(Recorded data)
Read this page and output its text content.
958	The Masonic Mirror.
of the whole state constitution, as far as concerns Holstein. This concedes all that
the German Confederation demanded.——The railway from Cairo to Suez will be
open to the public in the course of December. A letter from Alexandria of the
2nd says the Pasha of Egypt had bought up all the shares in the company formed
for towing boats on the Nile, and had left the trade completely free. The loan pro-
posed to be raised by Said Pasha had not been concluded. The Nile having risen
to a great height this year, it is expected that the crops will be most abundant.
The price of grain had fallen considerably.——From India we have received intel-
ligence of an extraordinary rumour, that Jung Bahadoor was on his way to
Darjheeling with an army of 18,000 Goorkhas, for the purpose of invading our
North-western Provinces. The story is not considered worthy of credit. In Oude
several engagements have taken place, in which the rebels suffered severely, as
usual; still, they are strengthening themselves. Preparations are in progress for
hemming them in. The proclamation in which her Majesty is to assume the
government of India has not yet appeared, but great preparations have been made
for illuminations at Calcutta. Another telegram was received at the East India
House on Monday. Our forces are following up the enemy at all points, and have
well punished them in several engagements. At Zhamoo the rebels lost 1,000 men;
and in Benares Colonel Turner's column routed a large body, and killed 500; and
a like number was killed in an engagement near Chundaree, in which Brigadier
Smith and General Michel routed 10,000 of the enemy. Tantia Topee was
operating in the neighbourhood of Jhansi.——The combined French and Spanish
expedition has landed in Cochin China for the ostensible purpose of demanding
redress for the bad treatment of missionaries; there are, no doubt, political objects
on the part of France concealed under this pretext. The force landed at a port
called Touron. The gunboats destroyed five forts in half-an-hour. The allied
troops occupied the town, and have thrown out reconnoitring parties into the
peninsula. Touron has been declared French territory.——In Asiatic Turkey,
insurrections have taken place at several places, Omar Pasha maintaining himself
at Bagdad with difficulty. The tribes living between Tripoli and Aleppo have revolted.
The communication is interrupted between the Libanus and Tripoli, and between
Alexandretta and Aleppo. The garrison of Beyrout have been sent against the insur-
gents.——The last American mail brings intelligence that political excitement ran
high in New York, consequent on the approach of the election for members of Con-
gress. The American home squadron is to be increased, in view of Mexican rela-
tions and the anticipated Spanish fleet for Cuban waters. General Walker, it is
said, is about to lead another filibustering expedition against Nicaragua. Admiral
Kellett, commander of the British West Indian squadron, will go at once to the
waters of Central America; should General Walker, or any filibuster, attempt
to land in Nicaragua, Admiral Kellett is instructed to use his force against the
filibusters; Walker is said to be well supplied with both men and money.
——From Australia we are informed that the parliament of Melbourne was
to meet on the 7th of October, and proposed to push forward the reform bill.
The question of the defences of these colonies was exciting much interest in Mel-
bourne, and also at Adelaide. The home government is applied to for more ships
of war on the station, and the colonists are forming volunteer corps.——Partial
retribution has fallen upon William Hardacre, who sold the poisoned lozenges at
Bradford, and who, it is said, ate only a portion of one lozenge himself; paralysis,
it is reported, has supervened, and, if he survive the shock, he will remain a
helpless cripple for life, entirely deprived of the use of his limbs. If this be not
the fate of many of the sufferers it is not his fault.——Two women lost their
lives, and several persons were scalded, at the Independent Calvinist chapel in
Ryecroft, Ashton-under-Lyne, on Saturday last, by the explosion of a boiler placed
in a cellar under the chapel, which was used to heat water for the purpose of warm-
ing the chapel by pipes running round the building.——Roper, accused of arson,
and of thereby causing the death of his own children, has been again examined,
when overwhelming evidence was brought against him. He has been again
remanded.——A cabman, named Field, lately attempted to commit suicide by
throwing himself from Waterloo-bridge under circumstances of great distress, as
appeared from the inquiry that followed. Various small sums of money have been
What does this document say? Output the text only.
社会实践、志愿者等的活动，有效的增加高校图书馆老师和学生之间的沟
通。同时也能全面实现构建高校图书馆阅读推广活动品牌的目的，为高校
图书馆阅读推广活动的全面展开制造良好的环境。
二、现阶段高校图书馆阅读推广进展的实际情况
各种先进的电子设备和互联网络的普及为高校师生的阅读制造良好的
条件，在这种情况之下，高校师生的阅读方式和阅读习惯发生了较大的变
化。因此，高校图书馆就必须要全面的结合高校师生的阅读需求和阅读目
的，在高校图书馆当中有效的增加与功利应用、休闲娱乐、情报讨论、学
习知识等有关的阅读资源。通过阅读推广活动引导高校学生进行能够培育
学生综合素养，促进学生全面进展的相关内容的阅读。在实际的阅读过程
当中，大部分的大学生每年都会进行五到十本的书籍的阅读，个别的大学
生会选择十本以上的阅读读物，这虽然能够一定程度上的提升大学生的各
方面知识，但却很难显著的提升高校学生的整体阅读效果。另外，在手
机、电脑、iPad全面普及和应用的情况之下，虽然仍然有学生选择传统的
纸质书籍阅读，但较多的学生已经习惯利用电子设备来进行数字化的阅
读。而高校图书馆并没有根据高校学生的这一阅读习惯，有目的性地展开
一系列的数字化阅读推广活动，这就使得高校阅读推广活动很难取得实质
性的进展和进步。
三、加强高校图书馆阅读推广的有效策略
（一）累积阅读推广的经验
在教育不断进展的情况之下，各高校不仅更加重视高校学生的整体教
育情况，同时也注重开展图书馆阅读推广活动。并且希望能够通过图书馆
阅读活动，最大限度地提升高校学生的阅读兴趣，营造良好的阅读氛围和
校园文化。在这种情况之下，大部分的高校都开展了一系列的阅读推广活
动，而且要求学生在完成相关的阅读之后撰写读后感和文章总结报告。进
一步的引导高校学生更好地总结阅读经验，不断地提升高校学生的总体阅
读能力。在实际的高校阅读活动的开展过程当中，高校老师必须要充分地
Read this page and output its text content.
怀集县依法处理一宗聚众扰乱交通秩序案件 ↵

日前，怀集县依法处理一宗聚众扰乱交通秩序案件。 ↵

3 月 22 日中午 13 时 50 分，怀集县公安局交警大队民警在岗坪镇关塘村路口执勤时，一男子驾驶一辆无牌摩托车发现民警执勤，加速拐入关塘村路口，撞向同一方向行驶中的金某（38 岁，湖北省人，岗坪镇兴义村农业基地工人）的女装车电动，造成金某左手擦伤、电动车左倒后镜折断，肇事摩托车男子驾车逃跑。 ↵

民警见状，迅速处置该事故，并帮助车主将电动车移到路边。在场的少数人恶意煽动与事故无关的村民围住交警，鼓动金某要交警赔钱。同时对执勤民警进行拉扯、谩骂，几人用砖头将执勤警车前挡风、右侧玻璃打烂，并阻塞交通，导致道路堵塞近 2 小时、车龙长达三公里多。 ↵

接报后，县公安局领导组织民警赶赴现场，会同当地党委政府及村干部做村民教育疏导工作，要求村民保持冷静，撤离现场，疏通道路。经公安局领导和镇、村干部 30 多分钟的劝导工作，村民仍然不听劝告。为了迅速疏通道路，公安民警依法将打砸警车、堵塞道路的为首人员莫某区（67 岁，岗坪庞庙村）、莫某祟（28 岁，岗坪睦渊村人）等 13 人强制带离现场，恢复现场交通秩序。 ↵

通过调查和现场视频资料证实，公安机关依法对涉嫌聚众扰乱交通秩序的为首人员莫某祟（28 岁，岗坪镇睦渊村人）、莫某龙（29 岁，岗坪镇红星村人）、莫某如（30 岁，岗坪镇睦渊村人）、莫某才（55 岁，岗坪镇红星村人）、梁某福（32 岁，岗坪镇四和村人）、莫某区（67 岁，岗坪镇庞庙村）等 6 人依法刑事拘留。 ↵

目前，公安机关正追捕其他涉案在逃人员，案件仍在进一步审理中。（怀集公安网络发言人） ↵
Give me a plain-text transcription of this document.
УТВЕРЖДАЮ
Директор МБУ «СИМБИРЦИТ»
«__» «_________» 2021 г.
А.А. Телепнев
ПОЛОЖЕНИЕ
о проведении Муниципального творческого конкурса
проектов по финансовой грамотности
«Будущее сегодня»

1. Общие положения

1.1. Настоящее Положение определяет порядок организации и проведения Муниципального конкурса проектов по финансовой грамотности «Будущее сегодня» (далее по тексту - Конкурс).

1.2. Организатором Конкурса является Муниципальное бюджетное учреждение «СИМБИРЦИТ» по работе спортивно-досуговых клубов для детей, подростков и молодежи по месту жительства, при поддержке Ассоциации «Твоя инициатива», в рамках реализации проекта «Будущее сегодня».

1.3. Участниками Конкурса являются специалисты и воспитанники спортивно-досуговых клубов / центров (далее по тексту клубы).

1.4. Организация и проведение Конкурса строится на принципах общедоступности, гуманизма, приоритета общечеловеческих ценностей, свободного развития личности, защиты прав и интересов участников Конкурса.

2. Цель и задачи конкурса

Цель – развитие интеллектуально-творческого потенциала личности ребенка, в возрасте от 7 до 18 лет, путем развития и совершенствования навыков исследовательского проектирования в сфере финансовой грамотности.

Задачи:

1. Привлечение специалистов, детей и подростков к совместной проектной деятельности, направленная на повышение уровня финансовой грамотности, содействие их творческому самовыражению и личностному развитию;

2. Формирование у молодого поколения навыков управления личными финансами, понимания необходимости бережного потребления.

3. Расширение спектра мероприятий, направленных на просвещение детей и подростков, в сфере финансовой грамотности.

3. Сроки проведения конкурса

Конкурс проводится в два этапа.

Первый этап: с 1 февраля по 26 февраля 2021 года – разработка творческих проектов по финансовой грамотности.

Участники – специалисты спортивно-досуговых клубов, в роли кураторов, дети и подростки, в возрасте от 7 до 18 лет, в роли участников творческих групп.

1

■ WHAT YOU SHOULD DO
Look for the word "between" in every line of the listing and copy the lines that have it.

■ TASK SOLUTION
at Bagdad with difficulty. The tribes living between Tripoli and Aleppo have revolted.
The communication is interrupted between the Libanus and Tripoli, and between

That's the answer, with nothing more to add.